[Data extracted from a collection]
****************

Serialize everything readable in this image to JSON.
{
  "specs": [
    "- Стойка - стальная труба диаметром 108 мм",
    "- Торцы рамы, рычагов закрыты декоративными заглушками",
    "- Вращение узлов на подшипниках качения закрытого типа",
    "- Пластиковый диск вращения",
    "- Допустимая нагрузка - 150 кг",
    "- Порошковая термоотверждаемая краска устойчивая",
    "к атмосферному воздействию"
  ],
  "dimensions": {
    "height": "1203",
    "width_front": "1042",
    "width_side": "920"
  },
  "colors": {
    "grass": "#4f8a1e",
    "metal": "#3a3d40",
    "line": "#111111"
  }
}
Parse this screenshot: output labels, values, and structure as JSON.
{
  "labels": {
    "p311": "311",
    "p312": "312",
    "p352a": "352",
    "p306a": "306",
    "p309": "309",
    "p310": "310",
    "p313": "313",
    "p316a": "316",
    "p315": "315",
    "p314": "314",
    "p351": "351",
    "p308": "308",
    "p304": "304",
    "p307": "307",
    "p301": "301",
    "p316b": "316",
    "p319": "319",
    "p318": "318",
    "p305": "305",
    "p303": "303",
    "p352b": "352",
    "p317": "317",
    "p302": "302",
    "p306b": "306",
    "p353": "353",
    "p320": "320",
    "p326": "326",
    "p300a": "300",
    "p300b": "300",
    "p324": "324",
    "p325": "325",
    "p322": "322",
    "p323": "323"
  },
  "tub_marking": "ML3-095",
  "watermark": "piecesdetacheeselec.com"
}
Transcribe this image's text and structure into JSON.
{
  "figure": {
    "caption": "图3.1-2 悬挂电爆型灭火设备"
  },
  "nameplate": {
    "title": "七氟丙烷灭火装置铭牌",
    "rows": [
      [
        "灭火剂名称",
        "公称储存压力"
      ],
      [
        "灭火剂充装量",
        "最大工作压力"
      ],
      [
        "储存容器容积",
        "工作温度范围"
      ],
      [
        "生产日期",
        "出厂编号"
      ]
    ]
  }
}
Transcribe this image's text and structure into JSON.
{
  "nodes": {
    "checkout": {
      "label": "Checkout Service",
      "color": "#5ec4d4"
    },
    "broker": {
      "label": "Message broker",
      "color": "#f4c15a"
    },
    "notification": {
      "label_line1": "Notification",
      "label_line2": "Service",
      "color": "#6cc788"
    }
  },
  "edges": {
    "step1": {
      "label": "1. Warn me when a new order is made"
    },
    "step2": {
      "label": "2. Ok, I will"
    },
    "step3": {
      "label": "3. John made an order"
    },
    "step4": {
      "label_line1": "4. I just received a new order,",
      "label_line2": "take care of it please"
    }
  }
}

****************

PROBLEM DETAILS
The required output is the number of lines containing the word "JSON", and nothing besides.

CORRECT ANSWER
4